The combined effect of ICIs and denosumab have been previously studied in other malignancies. Angela et al. reported that the combined treatment of PD-1 inhibitor and denosumab resulted in osteosclerotic changes on bone metastases in 62% of stage IV melanoma (24). Furthermore, in a clinical study, a longer mean duration of concomitant use of ICIs and denosumab was associated with increased overall response rate (ORR) (CR + PR) in melanoma and NSCLC as well as increased overall survival in NSCLC (23). On the other hand, Qin et al. reported that the use of BMA was not associated with decreased SREs or differences in survival in patients with metastatic NSCLC (25). Thus, the influence of the concomitant use of denosumab in ICI treatment on clinical outcomes has not yet been clarified, and the prognostic significance of ICI treatment in NSCLC with bone metastases remains inconsistent (26).

It has been shown that Receptor activator of nuclear factor kappa-B ligand (RANKL) inhibitors improve the anti-metastatic activity of PD-1/PD-L1 inhibitors, resulting in subcutaneous growth suppression in mouse models of melanoma, prostate cancer, and colon cancer (27). Additionally, the RANKL/RANK axis has been shown to affect the immune response such as regulatory, CD8+ and CD4+ T cells, as well as myeloid suppressor cells (2832). Ahern et al. reported that optimal antitumor effects were observed when anti-RANKL was initiated concurrently with or after ICI treatment (27). In our study, denosumab was initiated at the same time as ICI treatment in cases where the therapeutic effect on bone metastasis was CR or PR. These reports support the results of our study, except for the duration of concomitant use of denosumab. Regarding that duration, our results showed no significant difference in the response of ICIs to bone metastasis. However, five out the seven patients evaluated as CR or PR based on the MDA criteria were still treated with combined therapy, which may make a significant difference in the future. The exact mechanism underlying the antitumor effect of the concomitant use of ICIs and denosumab requires further analysis.

In this study, TPS was evaluated in six out the seven patients who had CR and PR in terms of bone metastases, and high expression was observed in five patients, but only one patient exhibited < 1%. TPS is measured before the initiation of pembrolizumab in unresectable advanced or recurrent NSCLC. If it is > 1%, first-line treatment with pembrolizumab alone is possible (14). High expression of PD-L1 in NSCLC is a predictive factor of the therapeutic effectiveness of pembrolizumab on primary lung lesions (33, 34), however, there are no reports regarding the effect on bone metastases. The results of this study implied that the high TPS expression might be a predictive factor of high therapeutic effect on both bone metastases and primary lung lesions.

The irAEs of ICIs are other important issues that need to be considered. Sun et al. reported that the overall incidence of irAEs in NSCLC was 22% for all grades and 4% for high grades in a systematic review and meta-analysis (35). In our study, 20.7% (n = 6) developed irAEs and 3.4% (n = 1) of those who developed encephalitis died (grade 5), consistent with the report. From these patients, two had achieved PR and the others had SD on bone metastasis evaluation. In NSCLC patients who were treated with ICIs, it has been reported that PFS, OS, and ORR of the patients who developed irAEs were more favorable than those who did not (3639). However, there have been no studies regarding the therapeutic effect association with irAEs and bone metastases. Our results show that the incidence of irAEs might correlate with the therapeutic effect, and further studies are necessary to clarify these correlations.

- SOURCE INFORMATION:
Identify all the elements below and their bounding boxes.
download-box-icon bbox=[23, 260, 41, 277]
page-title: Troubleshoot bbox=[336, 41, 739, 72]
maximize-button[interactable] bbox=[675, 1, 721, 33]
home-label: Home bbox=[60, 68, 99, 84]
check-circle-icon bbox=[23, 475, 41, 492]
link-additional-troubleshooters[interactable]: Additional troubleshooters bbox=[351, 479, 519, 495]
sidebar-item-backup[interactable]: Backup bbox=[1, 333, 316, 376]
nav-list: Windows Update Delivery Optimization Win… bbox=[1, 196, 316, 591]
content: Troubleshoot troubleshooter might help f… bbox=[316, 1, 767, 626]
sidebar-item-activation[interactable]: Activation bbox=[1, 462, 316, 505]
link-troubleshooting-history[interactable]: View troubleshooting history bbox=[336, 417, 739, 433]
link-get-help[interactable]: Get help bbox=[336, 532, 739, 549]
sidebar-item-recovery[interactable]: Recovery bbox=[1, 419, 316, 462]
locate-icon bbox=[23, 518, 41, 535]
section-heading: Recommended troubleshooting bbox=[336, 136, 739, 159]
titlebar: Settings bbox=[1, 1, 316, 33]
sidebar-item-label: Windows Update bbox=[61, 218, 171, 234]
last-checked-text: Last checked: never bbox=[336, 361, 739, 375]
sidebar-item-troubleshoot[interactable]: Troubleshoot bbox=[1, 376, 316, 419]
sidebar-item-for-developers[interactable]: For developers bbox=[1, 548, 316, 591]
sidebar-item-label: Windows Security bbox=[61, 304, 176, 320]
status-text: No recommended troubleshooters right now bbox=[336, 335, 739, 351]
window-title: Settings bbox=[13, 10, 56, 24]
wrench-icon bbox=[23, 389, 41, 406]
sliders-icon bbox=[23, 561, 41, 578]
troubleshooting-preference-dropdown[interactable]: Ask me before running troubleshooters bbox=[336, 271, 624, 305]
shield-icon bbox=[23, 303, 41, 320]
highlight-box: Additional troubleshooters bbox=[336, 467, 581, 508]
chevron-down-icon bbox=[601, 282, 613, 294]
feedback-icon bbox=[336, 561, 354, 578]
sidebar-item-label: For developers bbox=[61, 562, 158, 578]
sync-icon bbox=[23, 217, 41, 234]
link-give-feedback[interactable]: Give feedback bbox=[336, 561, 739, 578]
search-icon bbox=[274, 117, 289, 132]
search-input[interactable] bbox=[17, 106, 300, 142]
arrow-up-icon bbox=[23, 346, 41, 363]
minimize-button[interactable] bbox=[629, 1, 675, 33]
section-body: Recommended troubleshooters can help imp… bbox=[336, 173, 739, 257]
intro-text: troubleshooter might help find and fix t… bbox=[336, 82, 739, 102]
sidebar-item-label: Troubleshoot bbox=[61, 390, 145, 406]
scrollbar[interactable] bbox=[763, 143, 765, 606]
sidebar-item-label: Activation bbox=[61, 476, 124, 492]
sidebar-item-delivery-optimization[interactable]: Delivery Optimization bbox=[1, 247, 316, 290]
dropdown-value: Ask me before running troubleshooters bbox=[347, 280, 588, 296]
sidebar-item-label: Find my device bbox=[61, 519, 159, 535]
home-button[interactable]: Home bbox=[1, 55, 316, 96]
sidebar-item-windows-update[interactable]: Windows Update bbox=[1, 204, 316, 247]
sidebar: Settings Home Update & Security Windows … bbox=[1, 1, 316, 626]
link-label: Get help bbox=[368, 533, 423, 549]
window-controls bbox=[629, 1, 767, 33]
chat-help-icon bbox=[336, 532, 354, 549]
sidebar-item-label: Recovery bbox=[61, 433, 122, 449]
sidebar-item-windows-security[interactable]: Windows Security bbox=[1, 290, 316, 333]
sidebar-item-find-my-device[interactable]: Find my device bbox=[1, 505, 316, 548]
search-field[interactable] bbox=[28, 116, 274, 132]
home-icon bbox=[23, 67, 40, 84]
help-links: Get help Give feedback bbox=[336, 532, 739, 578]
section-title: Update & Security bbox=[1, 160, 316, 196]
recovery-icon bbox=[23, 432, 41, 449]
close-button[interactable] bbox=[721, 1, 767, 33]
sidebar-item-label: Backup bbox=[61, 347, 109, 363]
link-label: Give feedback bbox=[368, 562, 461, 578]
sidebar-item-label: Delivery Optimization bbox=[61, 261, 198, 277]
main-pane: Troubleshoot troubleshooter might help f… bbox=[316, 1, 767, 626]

- QUESTIONS ON THE MATERIAL:
a. Could you rewrite the passage on checkpoint inhibitors and bone metastases, starting at "In this study, TPS" and ending at "primary lung lesions.", replacing "TPS" with "tumor proportion score"?
b. How would you continue the passage on checkpoint inhibitors and bone metastases after its last sentence?

- RESPONSES IN ORDER:
a.
In this study, tumor proportion score was evaluated in six out the seven patients who had CR and PR in terms of bone metastases, and high expression was observed in five patients, but only one patient exhibited < 1%. tumor proportion score is measured before the initiation of pembrolizumab in unresectable advanced or recurrent NSCLC. If it is > 1%, first-line treatment with pembrolizumab alone is possible (14). High expression of PD-L1 in NSCLC is a predictive factor of the therapeutic effectiveness of pembrolizumab on primary lung lesions (33, 34), however, there are no reports regarding the effect on bone metastases. The results of this study implied that the high tumor proportion score expression might be a predictive factor of high therapeutic effect on both bone metastases and primary lung lesions.

b.
In our study, three patients had impending fractures of the long bone of the lower extremity, two of them who were in CR based on the MDA criteria (15) and had Mirels scores (40) of 9 and 11 points. Since they were simultaneously diagnosed with primary lung cancer and bone metastasis, systemic treatment with pembrolizumab was prioritized, and conservative treatment was decided upon regarding the bone metastases after multidisciplinary discussions. The bone remodeling of the metastatic lesions was observed during the follow-up period, and they were able to return to their normal daily life without prophylactic surgery for impending fractures. One of the patients with SD in terms of bone metastasis was prioritized systemic treatment with pembrolizumab due to brain metastasis. Since the bone metastasis progression was suppressed by the systemic treatment, prophylactic surgery was not necessary. In addition, three other patients had extremity long bone metastases, the proximal humerus in one patient and the femoral trochanter in two patients. The Mirels scores of these patients were < 8 points for the proximal humerus, but 9 points for the patient with the femoral trochanter metastasis.

Prophylactic surgery for impending fractures of the lower extremities is a reasonable approach (41, 42), however, it is not always beneficial for advanced-stage patients due to poor general health and systemic treatment delays. This study revealed two cases of impending fractures that responded to ICIs and one whose progression was suppressed, and thus avoided prophylactic surgery. These results suggested that the systemic treatment of pembrolizumab and denosumab with conservative treatment with regards to bone metastasis could be one of the options for advanced NSCLC, although further studies are needed.

There were some limitations in this study. The number of patients was small. In addition, no control group received medication therapy other than ICIs, and the therapeutic effects of ICIs could not be compared with the effects of these therapies. Moreover, the effects of chemotherapy administered concurrently with ICIs were not considered. Although the concomitant use of denosumab in ICI treatment might enhance the therapeutic effect, the mechanism has not been sufficiently elucidated, and further verification of this finding is required.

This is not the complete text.